• [Consignes de travail]:
Traduisez en anglais la phrase suivante du texte sur le triangle dramatique : « Dans ce jeu, il existe 3 rôles: La Victime, le Sauveur et le Persécuteur qui interagissent entre eux. »

• [Document source]:

Le triangle dramatique

Et si on arrêtait de jouer pour être libre?

11 Août 2019

Sans que nous nous en rendions toujours compte, la plupart de nos échanges suivent les règles d’un jeu de rôles inconscient très codifié : le triangle de Karpman (du nom de Stephen Karpman qui l’a mis en évidence dans les années 60), dit le triangle dramatique. Dans ce jeu, il existe 3 rôles: La Victime, le Sauveur et le Persécuteur qui interagissent entre eux. Même si chaque être a sa personnalité et sa singularité, chacun de nous a un rôle de prédilection pour participer inconsciemment à ce jeu.

Aucune relation n’échappe au triangle dramatique : les relations de couple, professionnelle, amicale et familiale. Voyez Blanche Neige, victime de la méchante reine qui attend (sommeil) d'être sauvée par le prince Charmant... Et c'est pareil pour Cendrillon (victime de la famille toute entière) et la Belle au Bois Dormant (victime de la méchante fée)...     

Au sommet du triangle, nous avons celle qui lance le jeu: une Victime. C’est une personne qui est systématiquement dans la plainte et l’impuissance. Elle ne peut rien à ce qui lui arrive, elle prétend n'avoir aucune prise sur sa vie. "C'est tout le temps pareil", "ça ne marche jamais", "j'ai jamais de chance moi!","c'est jamais bien ce que je fais"...

Il y a plusieurs types de victimes. Certaines sont très expressives voire de vraies têtes à claques qui agacent et cherchent les ennuis en geignant systématiquement, en ne laissant aucune chance à son interlocuteur de lui proposer une issue, une solution... D’autres sont plus discrètes et pudiques mais vous expliquent très rapidement alors que vous venez de les rencontrer, que tout va mal dans leur vie, elles ne perdent pas une occasion de s’épancher, et se lamentent que depuis toujours elles jouent de malchance, comme si elles attiraient les ennuisProvocateur ou discret, l’état de Victime rend « intouchable » d’une certaine manière : qui aurait le cœur à houspiller une personne déjà si malheureuse ?

• [Données enregistrées]:

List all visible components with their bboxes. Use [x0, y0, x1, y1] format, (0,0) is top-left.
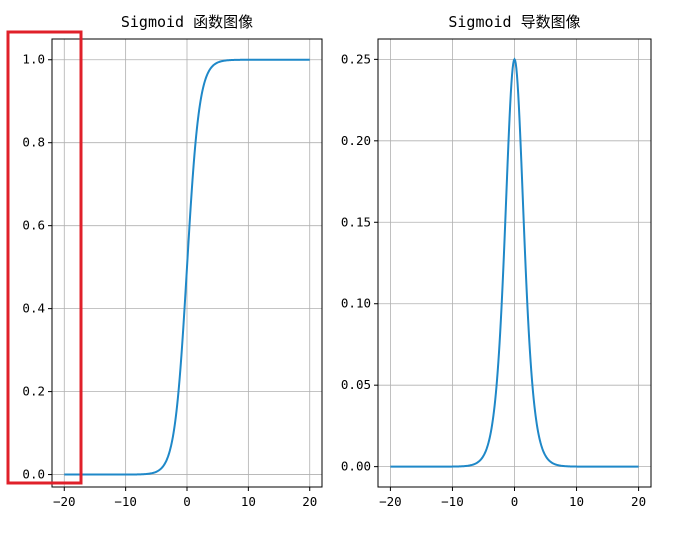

• [Résultat de la tâche]:
In this game, there are 3 roles: the Victim, the Rescuer and the Persecutor, who interact with one another.